> [WHAT TO DO]
Output the full listing below exactly as it reads, and skip anything that is a picture.

> [RECORDS]

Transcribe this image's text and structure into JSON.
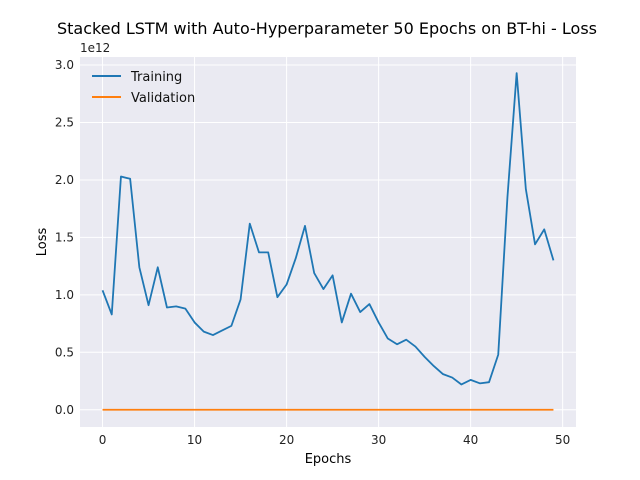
{
  "chart_data": {
    "type": "line",
    "title": "Stacked LSTM with Auto-Hyperparameter 50 Epochs on BT-hi - Loss",
    "xlabel": "Epochs",
    "ylabel": "Loss",
    "y_offset_text": "1e12",
    "xlim": [
      -2.45,
      51.45
    ],
    "ylim": [
      -0.15,
      3.07
    ],
    "x_ticks": [
      0,
      10,
      20,
      30,
      40,
      50
    ],
    "y_ticks": [
      0.0,
      0.5,
      1.0,
      1.5,
      2.0,
      2.5,
      3.0
    ],
    "x_tick_labels": [
      "0",
      "10",
      "20",
      "30",
      "40",
      "50"
    ],
    "y_tick_labels": [
      "0.0",
      "0.5",
      "1.0",
      "1.5",
      "2.0",
      "2.5",
      "3.0"
    ],
    "grid": true,
    "legend_position": "upper-left",
    "x": [
      0,
      1,
      2,
      3,
      4,
      5,
      6,
      7,
      8,
      9,
      10,
      11,
      12,
      13,
      14,
      15,
      16,
      17,
      18,
      19,
      20,
      21,
      22,
      23,
      24,
      25,
      26,
      27,
      28,
      29,
      30,
      31,
      32,
      33,
      34,
      35,
      36,
      37,
      38,
      39,
      40,
      41,
      42,
      43,
      44,
      45,
      46,
      47,
      48,
      49
    ],
    "series": [
      {
        "name": "Training",
        "color": "#1f77b4",
        "values": [
          1.04,
          0.83,
          2.03,
          2.01,
          1.24,
          0.91,
          1.24,
          0.89,
          0.9,
          0.88,
          0.76,
          0.68,
          0.65,
          0.69,
          0.73,
          0.96,
          1.62,
          1.37,
          1.37,
          0.98,
          1.09,
          1.32,
          1.6,
          1.19,
          1.05,
          1.17,
          0.76,
          1.01,
          0.85,
          0.92,
          0.76,
          0.62,
          0.57,
          0.61,
          0.55,
          0.46,
          0.38,
          0.31,
          0.28,
          0.22,
          0.26,
          0.23,
          0.24,
          0.48,
          1.85,
          2.93,
          1.92,
          1.44,
          1.57,
          1.3
        ]
      },
      {
        "name": "Validation",
        "color": "#ff7f0e",
        "values": [
          0,
          0,
          0,
          0,
          0,
          0,
          0,
          0,
          0,
          0,
          0,
          0,
          0,
          0,
          0,
          0,
          0,
          0,
          0,
          0,
          0,
          0,
          0,
          0,
          0,
          0,
          0,
          0,
          0,
          0,
          0,
          0,
          0,
          0,
          0,
          0,
          0,
          0,
          0,
          0,
          0,
          0,
          0,
          0,
          0,
          0,
          0,
          0,
          0,
          0
        ]
      }
    ]
  },
  "style": {
    "plot_background": "#eaeaf2",
    "grid_color": "#ffffff"
  }
}
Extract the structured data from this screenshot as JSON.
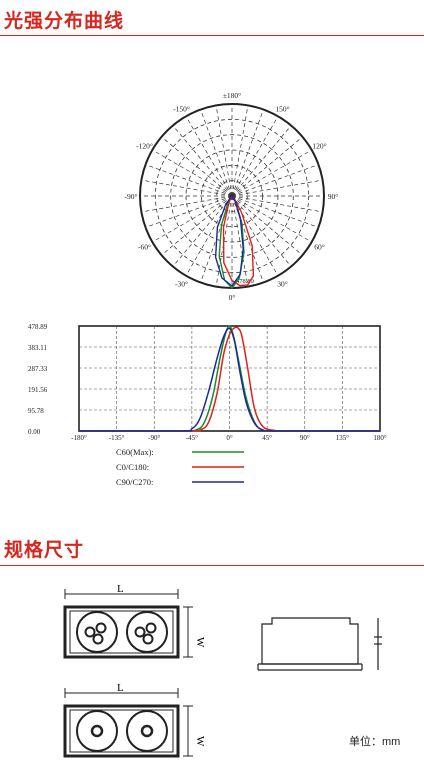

> [COMPLETED EXERCISE]
Transcribe this image's text and structure into JSON.
{
  "chart_data": {
    "type": "line",
    "title": "Stacked LSTM with Auto-Hyperparameter 50 Epochs on BT-hi - Loss",
    "xlabel": "Epochs",
    "ylabel": "Loss",
    "y_offset_text": "1e12",
    "xlim": [
      -2.45,
      51.45
    ],
    "ylim": [
      -0.15,
      3.07
    ],
    "x_ticks": [
      0,
      10,
      20,
      30,
      40,
      50
    ],
    "y_ticks": [
      0.0,
      0.5,
      1.0,
      1.5,
      2.0,
      2.5,
      3.0
    ],
    "x_tick_labels": [
      "0",
      "10",
      "20",
      "30",
      "40",
      "50"
    ],
    "y_tick_labels": [
      "0.0",
      "0.5",
      "1.0",
      "1.5",
      "2.0",
      "2.5",
      "3.0"
    ],
    "grid": true,
    "legend_position": "upper-left",
    "x": [
      0,
      1,
      2,
      3,
      4,
      5,
      6,
      7,
      8,
      9,
      10,
      11,
      12,
      13,
      14,
      15,
      16,
      17,
      18,
      19,
      20,
      21,
      22,
      23,
      24,
      25,
      26,
      27,
      28,
      29,
      30,
      31,
      32,
      33,
      34,
      35,
      36,
      37,
      38,
      39,
      40,
      41,
      42,
      43,
      44,
      45,
      46,
      47,
      48,
      49
    ],
    "series": [
      {
        "name": "Training",
        "color": "#1f77b4",
        "values": [
          1.04,
          0.83,
          2.03,
          2.01,
          1.24,
          0.91,
          1.24,
          0.89,
          0.9,
          0.88,
          0.76,
          0.68,
          0.65,
          0.69,
          0.73,
          0.96,
          1.62,
          1.37,
          1.37,
          0.98,
          1.09,
          1.32,
          1.6,
          1.19,
          1.05,
          1.17,
          0.76,
          1.01,
          0.85,
          0.92,
          0.76,
          0.62,
          0.57,
          0.61,
          0.55,
          0.46,
          0.38,
          0.31,
          0.28,
          0.22,
          0.26,
          0.23,
          0.24,
          0.48,
          1.85,
          2.93,
          1.92,
          1.44,
          1.57,
          1.3
        ]
      },
      {
        "name": "Validation",
        "color": "#ff7f0e",
        "values": [
          0,
          0,
          0,
          0,
          0,
          0,
          0,
          0,
          0,
          0,
          0,
          0,
          0,
          0,
          0,
          0,
          0,
          0,
          0,
          0,
          0,
          0,
          0,
          0,
          0,
          0,
          0,
          0,
          0,
          0,
          0,
          0,
          0,
          0,
          0,
          0,
          0,
          0,
          0,
          0,
          0,
          0,
          0,
          0,
          0,
          0,
          0,
          0,
          0,
          0
        ]
      }
    ]
  },
  "style": {
    "plot_background": "#eaeaf2",
    "grid_color": "#ffffff"
  }
}
Extract the structured data from this screenshot as JSON.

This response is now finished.